■ **TASK INPUT**:

________________________________________

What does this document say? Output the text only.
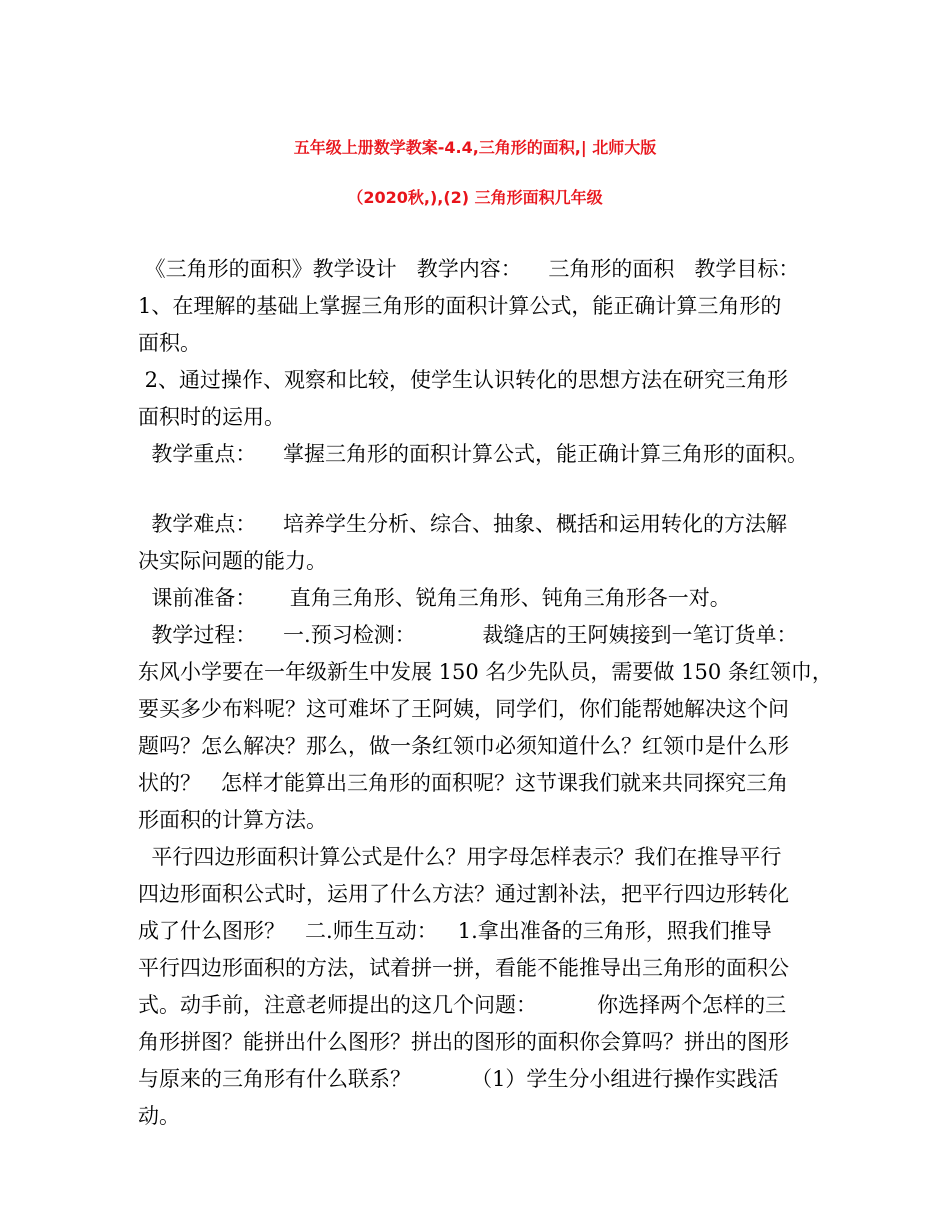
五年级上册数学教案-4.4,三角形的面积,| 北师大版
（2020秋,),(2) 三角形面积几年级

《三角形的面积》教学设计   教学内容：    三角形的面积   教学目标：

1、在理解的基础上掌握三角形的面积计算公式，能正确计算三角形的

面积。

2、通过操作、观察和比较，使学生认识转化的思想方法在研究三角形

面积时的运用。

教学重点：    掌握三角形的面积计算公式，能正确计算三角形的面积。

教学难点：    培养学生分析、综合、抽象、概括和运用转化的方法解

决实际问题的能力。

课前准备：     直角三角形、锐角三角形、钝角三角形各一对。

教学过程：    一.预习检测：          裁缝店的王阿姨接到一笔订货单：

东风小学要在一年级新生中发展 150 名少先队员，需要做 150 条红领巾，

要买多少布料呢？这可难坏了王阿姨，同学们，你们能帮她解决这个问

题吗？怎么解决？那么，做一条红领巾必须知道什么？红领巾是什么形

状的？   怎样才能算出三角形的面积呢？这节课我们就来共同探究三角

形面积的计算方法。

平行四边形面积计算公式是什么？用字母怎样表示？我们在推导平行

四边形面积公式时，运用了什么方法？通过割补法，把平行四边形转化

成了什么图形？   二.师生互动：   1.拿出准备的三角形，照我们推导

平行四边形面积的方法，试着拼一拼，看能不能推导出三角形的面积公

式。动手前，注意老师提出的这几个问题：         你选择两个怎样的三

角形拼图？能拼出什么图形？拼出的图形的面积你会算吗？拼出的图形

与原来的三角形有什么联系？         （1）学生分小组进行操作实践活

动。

________________________________________

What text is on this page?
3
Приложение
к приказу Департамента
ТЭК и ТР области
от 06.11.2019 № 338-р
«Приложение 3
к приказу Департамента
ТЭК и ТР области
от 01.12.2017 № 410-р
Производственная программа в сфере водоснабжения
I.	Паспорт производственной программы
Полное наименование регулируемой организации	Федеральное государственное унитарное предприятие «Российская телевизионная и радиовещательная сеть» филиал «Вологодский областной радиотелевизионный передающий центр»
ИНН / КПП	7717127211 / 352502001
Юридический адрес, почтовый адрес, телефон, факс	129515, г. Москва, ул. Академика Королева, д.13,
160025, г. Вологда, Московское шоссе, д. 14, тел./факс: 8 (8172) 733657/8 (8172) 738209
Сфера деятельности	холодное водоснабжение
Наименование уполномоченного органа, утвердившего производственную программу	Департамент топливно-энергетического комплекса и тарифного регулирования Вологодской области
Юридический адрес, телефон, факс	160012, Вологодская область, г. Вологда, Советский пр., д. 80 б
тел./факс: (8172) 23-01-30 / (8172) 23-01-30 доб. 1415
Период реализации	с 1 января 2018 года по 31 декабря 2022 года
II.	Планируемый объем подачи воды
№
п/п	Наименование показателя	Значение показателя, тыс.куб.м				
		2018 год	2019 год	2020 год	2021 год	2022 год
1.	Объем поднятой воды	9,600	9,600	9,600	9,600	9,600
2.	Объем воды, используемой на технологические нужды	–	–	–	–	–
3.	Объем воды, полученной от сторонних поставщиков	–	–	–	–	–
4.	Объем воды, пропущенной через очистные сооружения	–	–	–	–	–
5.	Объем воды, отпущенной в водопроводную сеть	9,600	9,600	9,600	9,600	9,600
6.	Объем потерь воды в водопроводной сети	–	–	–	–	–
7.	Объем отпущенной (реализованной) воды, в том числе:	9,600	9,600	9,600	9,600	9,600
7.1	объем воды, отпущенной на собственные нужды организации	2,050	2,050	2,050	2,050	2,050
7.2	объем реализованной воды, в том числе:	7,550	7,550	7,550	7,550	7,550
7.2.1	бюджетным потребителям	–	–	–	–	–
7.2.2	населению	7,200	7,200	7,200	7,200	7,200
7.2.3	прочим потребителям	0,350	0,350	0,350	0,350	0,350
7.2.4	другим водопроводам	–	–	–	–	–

________________________________________

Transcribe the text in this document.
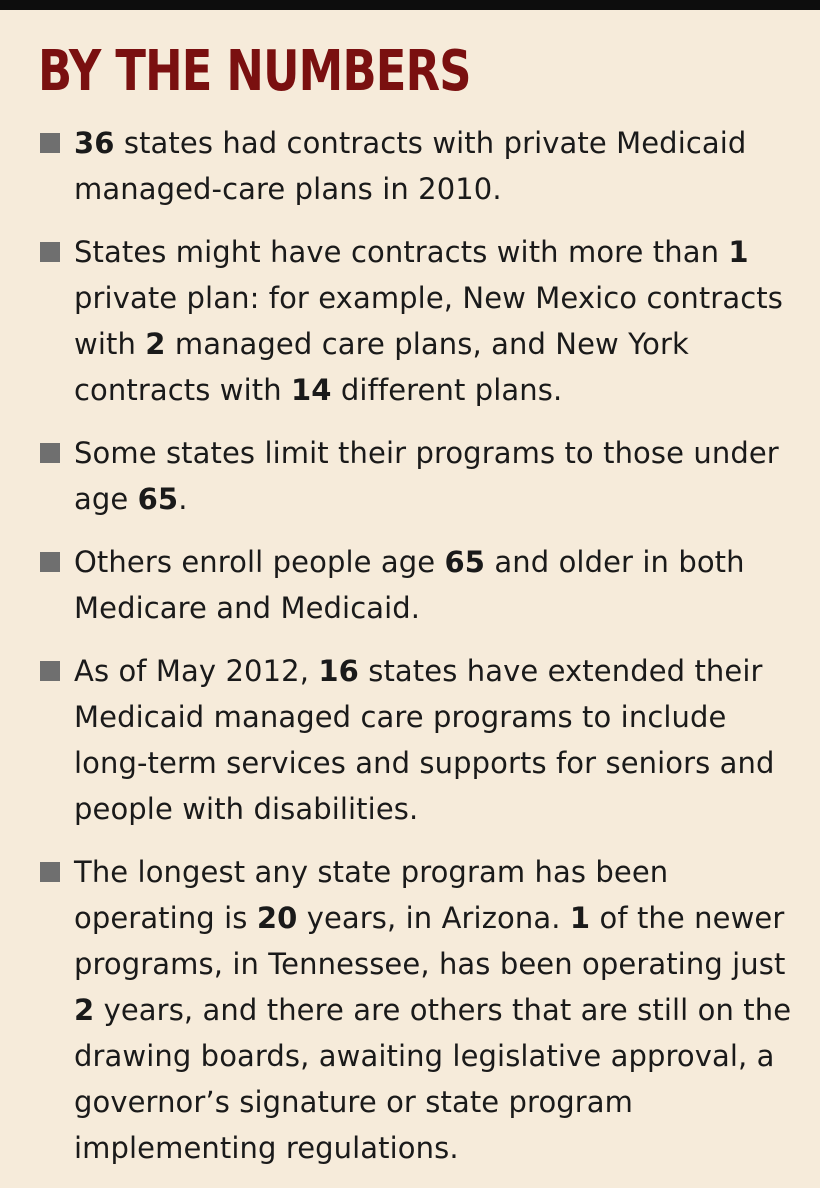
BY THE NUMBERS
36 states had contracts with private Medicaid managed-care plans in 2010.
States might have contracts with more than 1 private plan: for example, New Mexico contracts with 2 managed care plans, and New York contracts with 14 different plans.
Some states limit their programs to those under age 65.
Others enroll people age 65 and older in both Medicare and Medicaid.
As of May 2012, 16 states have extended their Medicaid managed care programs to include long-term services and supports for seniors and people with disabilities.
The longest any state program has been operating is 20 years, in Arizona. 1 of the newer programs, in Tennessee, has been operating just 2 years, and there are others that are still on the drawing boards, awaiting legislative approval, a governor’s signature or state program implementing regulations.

________________________________________

■ **EXERCISE DIRECTIONS**: Copy every line in the entries above that has the string "телефон" in it.

■ **REPLY**:
Юридический адрес, почтовый адрес, телефон, факс	129515, г. Москва, ул. Академика Королева, д.13,
Юридический адрес, телефон, факс	160012, Вологодская область, г. Вологда, Советский пр., д. 80 б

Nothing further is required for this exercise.